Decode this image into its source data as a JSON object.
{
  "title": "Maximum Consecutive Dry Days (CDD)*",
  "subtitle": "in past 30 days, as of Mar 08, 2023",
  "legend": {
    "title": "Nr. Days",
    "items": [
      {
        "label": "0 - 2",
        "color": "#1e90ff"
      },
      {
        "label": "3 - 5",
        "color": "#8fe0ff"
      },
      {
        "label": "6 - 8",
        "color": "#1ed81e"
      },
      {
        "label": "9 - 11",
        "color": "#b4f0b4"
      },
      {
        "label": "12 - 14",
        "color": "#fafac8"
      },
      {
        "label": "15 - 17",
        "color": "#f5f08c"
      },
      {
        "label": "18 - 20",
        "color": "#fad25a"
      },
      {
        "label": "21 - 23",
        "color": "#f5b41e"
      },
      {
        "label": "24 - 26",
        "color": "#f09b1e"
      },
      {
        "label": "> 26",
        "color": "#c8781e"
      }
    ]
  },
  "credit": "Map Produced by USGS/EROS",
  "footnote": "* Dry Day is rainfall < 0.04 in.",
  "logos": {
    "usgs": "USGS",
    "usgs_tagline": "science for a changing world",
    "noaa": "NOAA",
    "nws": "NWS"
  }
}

........

**Task details**
Wherever the word "color" occurs in a line of the listing, copy that line.

**Answer to the task**
        "color": "#1e90ff"
        "color": "#8fe0ff"
        "color": "#1ed81e"
        "color": "#b4f0b4"
        "color": "#fafac8"
        "color": "#f5f08c"
        "color": "#fad25a"
        "color": "#f5b41e"
        "color": "#f09b1e"
        "color": "#c8781e"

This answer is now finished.